Among the records below, find each line that includes the string "labels" and copy it.

:: SOURCE MATERIAL ::

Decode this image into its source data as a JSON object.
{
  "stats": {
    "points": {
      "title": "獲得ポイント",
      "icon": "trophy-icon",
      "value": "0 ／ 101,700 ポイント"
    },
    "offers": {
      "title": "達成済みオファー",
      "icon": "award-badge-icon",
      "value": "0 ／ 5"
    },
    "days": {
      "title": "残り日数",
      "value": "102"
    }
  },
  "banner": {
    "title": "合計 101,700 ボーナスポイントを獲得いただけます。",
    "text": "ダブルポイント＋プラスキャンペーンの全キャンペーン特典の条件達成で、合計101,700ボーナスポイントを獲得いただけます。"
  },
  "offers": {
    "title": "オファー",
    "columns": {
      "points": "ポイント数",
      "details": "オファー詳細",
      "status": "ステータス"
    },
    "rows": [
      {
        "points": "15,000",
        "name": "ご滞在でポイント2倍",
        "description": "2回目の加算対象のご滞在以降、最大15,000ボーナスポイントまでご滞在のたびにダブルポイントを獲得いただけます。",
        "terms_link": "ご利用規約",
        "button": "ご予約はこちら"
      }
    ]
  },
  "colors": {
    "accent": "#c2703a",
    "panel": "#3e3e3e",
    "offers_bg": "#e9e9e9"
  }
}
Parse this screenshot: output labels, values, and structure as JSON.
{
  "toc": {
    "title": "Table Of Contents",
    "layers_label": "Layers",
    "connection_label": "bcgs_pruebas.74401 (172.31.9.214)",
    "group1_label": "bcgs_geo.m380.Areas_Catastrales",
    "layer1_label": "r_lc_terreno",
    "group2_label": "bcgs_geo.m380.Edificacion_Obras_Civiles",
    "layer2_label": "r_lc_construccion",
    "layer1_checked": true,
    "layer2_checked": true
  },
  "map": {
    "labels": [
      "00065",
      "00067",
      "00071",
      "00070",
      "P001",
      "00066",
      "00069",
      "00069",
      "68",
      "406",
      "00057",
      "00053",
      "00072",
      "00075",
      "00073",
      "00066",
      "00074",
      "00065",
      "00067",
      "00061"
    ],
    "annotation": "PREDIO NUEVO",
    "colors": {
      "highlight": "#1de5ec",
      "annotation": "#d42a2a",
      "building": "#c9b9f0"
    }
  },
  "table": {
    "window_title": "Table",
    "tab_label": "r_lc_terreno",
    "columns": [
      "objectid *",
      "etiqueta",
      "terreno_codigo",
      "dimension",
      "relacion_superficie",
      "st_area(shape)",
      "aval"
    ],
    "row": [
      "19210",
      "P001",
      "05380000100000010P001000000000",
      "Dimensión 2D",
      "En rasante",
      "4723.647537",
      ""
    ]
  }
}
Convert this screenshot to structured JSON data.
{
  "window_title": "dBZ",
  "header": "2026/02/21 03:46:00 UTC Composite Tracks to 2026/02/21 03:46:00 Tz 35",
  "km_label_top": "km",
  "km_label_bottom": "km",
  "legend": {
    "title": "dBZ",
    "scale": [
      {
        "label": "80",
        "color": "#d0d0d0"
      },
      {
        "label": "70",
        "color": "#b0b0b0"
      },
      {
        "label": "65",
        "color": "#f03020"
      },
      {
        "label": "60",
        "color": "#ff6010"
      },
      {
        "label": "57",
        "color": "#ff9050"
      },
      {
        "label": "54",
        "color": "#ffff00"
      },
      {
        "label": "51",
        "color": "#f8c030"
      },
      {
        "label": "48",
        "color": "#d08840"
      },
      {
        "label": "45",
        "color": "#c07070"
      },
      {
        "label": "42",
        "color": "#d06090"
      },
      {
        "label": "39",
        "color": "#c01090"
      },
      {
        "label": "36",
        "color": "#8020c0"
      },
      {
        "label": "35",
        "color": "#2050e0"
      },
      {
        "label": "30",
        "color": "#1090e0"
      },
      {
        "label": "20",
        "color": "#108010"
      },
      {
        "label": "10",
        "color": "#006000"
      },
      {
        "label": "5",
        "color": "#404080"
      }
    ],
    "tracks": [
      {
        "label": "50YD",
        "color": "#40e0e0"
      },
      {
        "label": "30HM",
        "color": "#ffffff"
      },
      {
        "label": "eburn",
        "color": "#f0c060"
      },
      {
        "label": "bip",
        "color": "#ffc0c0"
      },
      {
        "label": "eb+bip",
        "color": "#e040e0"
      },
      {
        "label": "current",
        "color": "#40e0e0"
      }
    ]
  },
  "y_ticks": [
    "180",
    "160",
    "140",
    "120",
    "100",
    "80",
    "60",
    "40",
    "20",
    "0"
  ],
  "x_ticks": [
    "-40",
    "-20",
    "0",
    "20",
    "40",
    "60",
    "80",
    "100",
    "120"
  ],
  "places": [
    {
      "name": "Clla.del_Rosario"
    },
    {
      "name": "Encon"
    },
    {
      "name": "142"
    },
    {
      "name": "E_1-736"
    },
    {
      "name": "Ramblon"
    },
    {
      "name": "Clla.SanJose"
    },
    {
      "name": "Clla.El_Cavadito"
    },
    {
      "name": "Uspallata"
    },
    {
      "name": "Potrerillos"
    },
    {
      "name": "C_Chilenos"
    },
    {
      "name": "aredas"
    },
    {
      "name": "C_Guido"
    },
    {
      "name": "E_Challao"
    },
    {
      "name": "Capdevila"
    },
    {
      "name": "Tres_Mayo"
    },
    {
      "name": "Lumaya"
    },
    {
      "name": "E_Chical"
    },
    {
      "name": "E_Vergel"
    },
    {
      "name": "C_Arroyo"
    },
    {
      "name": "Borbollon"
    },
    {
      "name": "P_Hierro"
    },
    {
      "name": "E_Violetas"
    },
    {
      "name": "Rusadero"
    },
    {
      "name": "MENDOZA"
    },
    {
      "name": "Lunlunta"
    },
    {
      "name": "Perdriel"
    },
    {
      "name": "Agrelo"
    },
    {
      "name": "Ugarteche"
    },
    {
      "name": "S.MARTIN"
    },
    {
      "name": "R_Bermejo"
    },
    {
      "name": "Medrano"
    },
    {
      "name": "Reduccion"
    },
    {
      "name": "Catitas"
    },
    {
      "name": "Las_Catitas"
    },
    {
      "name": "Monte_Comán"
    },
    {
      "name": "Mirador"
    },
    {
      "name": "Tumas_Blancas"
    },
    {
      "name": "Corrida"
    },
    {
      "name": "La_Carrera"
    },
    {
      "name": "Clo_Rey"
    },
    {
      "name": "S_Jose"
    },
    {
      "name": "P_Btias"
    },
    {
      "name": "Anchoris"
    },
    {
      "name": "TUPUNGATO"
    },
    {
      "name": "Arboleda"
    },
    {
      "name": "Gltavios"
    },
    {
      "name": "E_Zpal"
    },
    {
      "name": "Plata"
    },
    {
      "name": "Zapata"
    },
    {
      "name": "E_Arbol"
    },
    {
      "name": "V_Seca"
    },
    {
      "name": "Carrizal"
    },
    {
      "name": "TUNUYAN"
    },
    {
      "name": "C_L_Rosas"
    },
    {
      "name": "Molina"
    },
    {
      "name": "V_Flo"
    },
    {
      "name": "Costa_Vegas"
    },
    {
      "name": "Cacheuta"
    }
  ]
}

:::

→ **RESPONSE BELOW**
Parse this screenshot: output labels, values, and structure as JSON.
    "labels": [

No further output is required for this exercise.